[Exercise task]
Set out every line bearing the string "name".
-- begin Supplied records --
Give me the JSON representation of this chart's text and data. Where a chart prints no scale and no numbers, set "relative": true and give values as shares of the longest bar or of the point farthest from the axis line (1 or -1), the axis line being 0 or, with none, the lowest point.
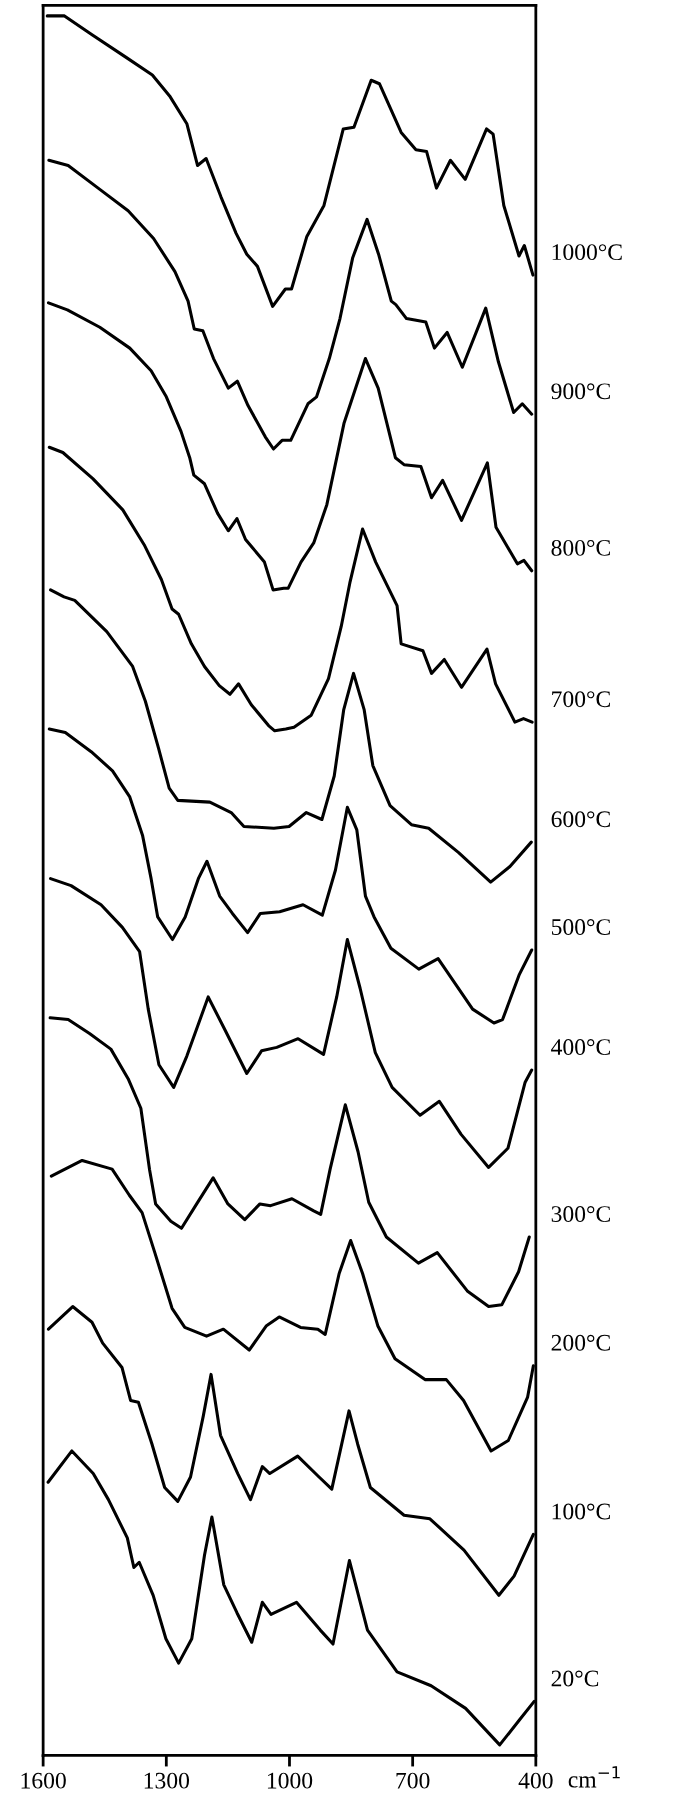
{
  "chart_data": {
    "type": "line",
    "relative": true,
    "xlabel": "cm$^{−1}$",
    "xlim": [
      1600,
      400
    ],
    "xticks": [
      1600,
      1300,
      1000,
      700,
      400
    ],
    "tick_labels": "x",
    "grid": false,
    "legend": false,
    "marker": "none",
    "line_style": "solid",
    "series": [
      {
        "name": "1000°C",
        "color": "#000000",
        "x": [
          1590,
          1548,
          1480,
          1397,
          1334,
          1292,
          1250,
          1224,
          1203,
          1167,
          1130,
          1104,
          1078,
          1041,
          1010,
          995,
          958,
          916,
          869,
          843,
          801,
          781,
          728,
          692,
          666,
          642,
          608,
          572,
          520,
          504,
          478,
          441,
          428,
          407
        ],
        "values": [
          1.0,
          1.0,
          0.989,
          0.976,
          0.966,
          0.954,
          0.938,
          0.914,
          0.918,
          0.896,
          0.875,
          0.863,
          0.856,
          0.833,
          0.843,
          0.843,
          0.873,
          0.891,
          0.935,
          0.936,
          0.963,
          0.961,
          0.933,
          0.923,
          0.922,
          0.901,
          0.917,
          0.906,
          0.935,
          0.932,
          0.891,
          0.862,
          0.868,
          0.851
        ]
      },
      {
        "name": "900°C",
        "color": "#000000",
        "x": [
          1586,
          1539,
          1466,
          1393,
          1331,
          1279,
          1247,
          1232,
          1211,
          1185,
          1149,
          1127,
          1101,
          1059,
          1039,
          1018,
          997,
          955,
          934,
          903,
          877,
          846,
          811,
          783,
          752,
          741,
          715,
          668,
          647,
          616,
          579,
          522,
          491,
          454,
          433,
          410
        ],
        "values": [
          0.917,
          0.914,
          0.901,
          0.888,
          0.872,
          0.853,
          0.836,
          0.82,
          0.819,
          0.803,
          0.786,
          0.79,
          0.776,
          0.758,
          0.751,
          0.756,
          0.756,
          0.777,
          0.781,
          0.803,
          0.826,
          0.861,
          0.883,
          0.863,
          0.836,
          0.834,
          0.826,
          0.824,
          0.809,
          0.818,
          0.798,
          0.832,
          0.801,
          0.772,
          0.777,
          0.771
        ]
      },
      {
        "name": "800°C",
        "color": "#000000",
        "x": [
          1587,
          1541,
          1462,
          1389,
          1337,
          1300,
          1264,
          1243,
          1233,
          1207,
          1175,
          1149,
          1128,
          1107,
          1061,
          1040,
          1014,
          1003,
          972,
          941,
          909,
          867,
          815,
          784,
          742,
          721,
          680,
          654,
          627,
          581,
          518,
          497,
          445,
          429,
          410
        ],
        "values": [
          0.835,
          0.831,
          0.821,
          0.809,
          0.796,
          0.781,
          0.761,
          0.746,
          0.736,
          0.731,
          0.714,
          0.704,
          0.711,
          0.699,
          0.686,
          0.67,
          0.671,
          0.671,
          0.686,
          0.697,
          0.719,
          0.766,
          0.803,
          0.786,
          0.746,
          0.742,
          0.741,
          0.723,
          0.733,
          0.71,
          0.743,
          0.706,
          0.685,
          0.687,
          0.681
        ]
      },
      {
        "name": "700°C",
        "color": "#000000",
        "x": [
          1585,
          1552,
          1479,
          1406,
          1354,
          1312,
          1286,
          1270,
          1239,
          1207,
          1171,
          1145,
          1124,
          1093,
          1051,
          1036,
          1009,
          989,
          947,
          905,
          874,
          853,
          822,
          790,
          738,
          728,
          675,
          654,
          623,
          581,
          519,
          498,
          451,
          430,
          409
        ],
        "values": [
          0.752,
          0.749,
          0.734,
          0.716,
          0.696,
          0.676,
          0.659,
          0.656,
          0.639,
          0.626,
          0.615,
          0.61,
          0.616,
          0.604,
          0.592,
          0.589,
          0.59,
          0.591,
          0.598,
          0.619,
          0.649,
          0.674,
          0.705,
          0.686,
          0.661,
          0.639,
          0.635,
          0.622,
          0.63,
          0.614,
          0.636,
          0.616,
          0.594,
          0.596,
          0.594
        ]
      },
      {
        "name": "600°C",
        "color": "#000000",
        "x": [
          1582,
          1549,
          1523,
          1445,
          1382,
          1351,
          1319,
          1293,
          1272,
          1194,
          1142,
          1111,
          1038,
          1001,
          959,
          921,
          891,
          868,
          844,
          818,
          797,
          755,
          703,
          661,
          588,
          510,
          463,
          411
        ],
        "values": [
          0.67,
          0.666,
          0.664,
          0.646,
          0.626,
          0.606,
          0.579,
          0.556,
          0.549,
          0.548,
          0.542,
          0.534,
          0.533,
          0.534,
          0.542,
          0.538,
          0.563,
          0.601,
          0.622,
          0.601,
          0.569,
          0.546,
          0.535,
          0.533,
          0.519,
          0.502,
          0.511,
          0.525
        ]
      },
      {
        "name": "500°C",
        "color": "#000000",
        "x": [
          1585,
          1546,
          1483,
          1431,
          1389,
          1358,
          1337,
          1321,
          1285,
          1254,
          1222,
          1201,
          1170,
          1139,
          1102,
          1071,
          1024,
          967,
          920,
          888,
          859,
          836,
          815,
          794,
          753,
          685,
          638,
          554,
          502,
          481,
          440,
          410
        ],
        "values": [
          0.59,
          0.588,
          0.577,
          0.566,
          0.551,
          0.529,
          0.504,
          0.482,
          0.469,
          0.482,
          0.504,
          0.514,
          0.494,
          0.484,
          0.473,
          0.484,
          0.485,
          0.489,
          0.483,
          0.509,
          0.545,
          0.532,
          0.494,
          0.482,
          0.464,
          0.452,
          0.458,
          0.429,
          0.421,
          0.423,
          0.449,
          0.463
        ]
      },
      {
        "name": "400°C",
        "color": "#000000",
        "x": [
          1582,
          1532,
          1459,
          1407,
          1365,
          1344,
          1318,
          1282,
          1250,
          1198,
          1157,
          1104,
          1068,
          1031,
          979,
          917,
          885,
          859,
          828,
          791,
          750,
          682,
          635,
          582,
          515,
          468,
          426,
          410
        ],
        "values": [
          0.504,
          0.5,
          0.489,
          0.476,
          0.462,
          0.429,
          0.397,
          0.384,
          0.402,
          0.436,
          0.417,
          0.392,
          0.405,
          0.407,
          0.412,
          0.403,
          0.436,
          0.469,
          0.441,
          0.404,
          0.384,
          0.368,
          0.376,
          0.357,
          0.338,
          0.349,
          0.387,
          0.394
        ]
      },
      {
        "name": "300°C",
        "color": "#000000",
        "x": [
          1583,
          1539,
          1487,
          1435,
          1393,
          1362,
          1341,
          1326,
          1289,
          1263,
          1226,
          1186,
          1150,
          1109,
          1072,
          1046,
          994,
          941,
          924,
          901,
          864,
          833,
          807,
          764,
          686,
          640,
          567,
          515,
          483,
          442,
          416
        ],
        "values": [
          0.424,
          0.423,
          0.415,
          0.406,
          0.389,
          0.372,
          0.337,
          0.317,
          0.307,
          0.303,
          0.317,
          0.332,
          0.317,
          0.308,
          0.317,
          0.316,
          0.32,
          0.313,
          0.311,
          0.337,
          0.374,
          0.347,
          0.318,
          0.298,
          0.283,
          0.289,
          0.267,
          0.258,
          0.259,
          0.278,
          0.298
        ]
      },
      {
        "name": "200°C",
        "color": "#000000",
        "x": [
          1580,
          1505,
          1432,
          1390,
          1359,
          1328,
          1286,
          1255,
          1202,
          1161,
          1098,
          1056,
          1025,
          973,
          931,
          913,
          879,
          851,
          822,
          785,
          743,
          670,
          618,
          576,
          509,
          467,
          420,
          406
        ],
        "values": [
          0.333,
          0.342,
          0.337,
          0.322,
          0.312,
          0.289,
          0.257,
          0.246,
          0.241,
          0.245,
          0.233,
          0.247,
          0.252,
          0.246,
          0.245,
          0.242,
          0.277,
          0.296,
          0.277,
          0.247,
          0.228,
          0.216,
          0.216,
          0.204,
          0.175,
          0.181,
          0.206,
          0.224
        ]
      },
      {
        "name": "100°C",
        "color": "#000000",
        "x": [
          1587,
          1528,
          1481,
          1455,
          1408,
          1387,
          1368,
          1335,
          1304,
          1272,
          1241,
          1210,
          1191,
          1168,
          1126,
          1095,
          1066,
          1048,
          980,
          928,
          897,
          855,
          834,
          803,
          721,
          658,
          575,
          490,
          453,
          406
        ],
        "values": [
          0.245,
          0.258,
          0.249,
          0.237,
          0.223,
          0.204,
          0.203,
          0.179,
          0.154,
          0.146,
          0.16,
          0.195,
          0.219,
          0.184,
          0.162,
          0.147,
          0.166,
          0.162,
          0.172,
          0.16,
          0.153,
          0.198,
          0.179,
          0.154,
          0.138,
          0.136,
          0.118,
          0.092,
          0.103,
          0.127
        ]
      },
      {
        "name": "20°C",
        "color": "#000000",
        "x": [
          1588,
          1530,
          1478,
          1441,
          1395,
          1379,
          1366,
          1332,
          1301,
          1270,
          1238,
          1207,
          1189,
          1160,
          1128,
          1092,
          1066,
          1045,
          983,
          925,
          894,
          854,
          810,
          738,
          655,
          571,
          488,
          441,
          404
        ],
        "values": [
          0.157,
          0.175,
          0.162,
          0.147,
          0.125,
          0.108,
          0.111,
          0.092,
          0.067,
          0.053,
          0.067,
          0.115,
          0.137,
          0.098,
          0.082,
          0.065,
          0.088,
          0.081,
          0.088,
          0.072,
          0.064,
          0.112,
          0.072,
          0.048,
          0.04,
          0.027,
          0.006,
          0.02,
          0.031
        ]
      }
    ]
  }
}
-- end Supplied records --
-- begin Supplied records --
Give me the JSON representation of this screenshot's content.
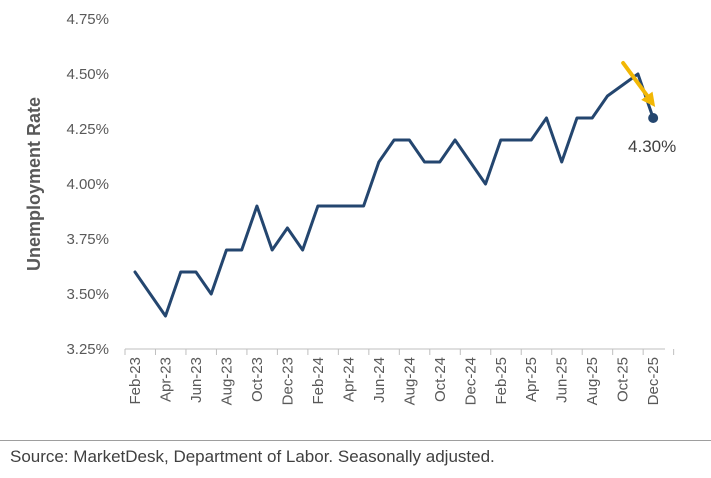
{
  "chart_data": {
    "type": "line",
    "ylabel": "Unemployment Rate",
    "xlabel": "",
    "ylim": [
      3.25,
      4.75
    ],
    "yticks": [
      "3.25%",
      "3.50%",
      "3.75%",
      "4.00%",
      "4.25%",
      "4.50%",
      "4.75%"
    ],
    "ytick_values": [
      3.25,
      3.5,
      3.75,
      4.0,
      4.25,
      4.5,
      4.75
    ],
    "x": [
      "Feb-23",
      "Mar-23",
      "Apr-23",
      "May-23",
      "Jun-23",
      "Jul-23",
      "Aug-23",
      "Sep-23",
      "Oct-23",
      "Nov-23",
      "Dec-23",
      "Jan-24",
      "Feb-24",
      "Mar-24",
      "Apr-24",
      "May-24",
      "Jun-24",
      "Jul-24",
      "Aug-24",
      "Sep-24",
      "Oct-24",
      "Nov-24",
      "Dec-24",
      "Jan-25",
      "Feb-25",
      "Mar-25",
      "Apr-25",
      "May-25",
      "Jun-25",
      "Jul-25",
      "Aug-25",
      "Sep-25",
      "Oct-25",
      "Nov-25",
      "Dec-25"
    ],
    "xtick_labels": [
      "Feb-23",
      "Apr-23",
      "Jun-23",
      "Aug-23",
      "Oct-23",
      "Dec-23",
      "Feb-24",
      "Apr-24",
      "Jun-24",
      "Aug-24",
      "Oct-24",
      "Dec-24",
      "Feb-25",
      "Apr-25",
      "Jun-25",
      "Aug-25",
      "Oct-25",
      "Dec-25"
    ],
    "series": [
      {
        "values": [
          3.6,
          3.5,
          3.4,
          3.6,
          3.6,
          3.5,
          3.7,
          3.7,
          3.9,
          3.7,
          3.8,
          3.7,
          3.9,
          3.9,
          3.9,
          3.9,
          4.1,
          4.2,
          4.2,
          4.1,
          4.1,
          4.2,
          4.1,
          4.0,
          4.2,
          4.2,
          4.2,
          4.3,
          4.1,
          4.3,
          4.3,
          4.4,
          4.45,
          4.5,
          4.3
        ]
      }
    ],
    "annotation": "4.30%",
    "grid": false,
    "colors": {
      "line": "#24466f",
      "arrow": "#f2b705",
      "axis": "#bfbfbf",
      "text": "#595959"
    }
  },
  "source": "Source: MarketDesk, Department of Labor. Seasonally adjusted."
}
-- end Supplied records --
-- begin Supplied records --
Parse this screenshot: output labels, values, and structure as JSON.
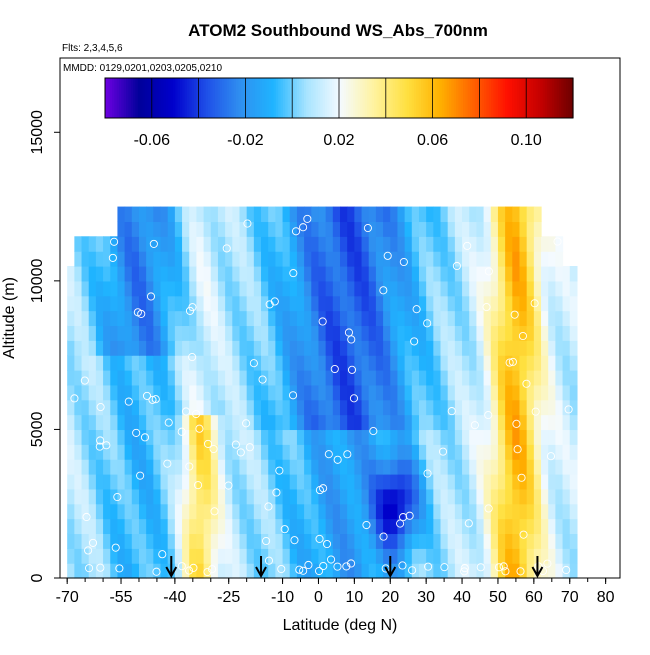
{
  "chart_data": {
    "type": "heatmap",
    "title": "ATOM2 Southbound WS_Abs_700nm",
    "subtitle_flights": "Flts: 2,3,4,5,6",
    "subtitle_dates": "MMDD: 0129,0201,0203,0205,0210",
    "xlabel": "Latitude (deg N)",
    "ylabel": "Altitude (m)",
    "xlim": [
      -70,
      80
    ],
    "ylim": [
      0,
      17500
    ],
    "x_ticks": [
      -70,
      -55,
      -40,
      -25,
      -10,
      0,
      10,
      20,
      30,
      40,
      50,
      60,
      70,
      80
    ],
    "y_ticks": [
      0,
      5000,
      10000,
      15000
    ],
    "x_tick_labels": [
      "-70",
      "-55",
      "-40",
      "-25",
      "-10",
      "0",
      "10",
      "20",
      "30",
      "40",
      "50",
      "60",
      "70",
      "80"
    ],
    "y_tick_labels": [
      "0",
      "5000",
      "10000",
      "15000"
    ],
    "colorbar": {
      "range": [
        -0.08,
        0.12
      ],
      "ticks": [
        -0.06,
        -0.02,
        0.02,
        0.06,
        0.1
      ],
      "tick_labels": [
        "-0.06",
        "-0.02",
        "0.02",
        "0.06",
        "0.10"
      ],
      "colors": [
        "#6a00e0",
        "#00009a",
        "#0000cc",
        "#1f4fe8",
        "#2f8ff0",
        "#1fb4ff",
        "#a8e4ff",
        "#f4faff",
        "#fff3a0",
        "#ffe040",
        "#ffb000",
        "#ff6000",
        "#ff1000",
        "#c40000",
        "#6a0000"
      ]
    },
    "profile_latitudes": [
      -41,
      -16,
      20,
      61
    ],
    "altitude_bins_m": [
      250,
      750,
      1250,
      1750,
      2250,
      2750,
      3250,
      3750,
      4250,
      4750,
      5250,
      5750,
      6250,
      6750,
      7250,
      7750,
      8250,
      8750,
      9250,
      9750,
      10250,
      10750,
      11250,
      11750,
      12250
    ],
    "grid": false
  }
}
-- end Supplied records --
[Final answer]
        "name": "1000°C",
        "name": "900°C",
        "name": "800°C",
        "name": "700°C",
        "name": "600°C",
        "name": "500°C",
        "name": "400°C",
        "name": "300°C",
        "name": "200°C",
        "name": "100°C",
        "name": "20°C",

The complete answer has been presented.